### Exercise passage
⟨
From: Thorsten Ottosen (thorsten.ottosen_at_[hidden])
Date: 2008-11-26 09:15:55


Giovanni Piero Deretta skrev:
> On Wed, Nov 26, 2008 at 4:46 AM, Scott McMurray <me22.ca+boost_at_[hidden]> wrote:
>> On Tue, Nov 25, 2008 at 13:31, David Abrahams <dave_at_[hidden]> wrote:
>>> on Mon Nov 24 2008, "Tomas Puverle" <Tomas.Puverle-AT-morganstanley.com> wrote:
>>>
>>>>> There's no reason that they both have to be in boost. Boost range
>>>>> should let you use your own range class.
>>>> And you're absolutely right. Having said that, it's not inconceivable that
>>>> others may have been relying on the same behavour.
>>>> That's one of the things this discussion was about.
>>> Yes. The library maintainer ought to do something to help those people,
>>> by providing the old behavior in code somewhere (even if that code only
>>> appears in docs).
>>>
>> How about providing code something like this (thanks to Boost.Iterator):
>>
>> template <class Iter>
>> class nonsingular_default
>> : public boost::iterator_adaptor<
>> node_iter<Value> // Derived
>> , Iter // Base
>> >
>> {
>> private:
>> bool is_default_constructed;
>>
>> public:
>> node_iter()
>> : node_iter::iterator_adaptor_(),
>> is_default_constructed(true) {}
>>
>> explicit node_iter(Iter i)
⟩
### Requirement
Continue the email thread about Boost range behavior, starting right after its last line.

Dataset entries
⟨
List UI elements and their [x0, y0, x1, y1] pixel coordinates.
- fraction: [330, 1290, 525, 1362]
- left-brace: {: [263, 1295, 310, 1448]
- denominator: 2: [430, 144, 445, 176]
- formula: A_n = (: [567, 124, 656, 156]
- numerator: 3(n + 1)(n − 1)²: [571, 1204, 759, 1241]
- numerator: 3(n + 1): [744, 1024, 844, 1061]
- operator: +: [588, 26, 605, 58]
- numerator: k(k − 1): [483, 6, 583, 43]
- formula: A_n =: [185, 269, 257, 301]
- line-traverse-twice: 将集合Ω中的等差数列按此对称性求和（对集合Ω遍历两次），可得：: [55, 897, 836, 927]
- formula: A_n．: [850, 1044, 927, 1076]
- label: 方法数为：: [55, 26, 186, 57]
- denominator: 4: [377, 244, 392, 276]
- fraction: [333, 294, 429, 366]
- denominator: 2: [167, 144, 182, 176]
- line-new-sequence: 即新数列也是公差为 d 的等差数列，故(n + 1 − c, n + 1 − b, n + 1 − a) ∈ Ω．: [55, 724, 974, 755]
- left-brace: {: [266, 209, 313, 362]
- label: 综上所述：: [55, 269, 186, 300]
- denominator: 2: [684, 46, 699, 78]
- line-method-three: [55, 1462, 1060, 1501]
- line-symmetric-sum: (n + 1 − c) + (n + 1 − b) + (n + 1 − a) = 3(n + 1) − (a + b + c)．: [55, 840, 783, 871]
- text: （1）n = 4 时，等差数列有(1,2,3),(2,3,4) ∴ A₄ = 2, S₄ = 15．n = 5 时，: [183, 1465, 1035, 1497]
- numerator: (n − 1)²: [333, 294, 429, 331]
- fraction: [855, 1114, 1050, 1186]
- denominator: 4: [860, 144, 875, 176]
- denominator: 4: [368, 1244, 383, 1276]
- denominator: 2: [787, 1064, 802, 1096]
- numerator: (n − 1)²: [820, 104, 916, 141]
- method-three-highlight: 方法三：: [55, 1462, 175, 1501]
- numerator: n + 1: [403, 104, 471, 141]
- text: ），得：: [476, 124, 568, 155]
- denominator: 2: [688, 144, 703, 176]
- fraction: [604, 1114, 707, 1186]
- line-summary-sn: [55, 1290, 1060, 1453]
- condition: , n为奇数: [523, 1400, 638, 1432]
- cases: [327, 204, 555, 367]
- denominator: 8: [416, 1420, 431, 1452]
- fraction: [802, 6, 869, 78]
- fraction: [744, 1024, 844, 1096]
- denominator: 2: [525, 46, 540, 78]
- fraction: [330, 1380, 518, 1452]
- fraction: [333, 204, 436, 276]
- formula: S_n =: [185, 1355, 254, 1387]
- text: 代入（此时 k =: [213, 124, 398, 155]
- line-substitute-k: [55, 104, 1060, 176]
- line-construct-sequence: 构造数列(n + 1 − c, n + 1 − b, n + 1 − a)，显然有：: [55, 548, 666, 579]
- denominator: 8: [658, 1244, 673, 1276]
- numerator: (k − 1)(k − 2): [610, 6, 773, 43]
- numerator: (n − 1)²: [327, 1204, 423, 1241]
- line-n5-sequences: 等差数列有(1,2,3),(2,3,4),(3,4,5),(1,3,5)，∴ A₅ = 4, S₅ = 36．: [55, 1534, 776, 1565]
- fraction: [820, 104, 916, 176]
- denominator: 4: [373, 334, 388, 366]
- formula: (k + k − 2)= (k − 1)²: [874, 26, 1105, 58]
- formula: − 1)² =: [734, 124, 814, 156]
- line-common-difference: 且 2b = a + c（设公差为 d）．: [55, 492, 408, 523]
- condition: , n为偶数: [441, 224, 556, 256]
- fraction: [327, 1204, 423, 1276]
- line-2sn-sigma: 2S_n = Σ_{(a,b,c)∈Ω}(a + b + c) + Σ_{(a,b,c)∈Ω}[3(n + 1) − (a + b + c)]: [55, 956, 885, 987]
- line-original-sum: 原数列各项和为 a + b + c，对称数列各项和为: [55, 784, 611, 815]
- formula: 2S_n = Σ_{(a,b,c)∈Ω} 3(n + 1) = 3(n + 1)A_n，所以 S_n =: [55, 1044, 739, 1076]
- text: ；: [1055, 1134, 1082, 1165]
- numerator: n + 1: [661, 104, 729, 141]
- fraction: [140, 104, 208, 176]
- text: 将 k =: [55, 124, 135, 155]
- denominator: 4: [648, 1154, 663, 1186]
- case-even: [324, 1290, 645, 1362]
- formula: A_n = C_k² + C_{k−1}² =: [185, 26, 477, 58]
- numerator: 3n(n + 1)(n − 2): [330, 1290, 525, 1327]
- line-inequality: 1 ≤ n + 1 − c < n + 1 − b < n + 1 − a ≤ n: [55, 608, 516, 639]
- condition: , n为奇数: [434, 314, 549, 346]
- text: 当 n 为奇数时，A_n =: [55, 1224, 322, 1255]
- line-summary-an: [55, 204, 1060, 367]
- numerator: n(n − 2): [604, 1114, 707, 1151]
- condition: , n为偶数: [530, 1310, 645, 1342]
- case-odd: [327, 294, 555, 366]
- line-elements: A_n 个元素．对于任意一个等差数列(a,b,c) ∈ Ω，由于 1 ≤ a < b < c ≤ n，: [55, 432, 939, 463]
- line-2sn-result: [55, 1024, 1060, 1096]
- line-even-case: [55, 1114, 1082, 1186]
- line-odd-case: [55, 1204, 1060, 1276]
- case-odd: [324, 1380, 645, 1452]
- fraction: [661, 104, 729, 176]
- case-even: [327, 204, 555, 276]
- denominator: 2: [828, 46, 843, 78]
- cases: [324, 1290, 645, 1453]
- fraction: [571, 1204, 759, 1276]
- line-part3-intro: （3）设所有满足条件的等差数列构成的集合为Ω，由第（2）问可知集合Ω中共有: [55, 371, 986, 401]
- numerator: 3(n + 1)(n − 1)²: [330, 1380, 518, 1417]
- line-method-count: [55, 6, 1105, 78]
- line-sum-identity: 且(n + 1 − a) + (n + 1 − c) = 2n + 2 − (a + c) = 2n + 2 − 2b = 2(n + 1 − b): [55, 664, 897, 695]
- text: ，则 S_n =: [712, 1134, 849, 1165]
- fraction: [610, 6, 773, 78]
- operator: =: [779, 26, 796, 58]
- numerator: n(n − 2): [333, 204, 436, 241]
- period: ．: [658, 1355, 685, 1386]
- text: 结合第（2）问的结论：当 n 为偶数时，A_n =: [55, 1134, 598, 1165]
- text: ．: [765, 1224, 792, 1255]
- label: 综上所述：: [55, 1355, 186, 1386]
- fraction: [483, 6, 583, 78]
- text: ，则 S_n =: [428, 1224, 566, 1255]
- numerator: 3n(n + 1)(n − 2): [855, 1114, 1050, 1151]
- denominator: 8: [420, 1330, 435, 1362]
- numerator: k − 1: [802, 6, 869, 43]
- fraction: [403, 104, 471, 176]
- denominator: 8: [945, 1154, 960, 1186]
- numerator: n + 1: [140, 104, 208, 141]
⟩
### Answer for the task
>> : node_iter::iterator_adaptor_(i),
>> is_default_constructed(false) {}
>>
>> private:
>> friend class boost::iterator_core_access;
>> bool equal(nonsingular_default i) {
>> if (is_default_constructed && i.is_default_constructed) {
>> return true;
>> }
>> if (!is_default_constructed && !i.is_default_constructed) {
>> return base == i.base();
>> }
>> return false;
>> }
>> };
>>
>
> [ i think you want to change all node_iter to nonsingular_default ]
>
>> Allowing recovery of the old semantics using
>>
>> iterator_range< nonsingular_default<I> >
>>
>> (at least for Tomas Puverle's use case.)
>>
>> This, of course, depends on the asserts getting removed, but that
>> behaviour is also replicable using the same technique.
>
> I do not think you can even copy a singular iterator (and at least
> libstdc++ will assert in debug mode),

Right. you can't even copy a singular iterator (not portably, at least).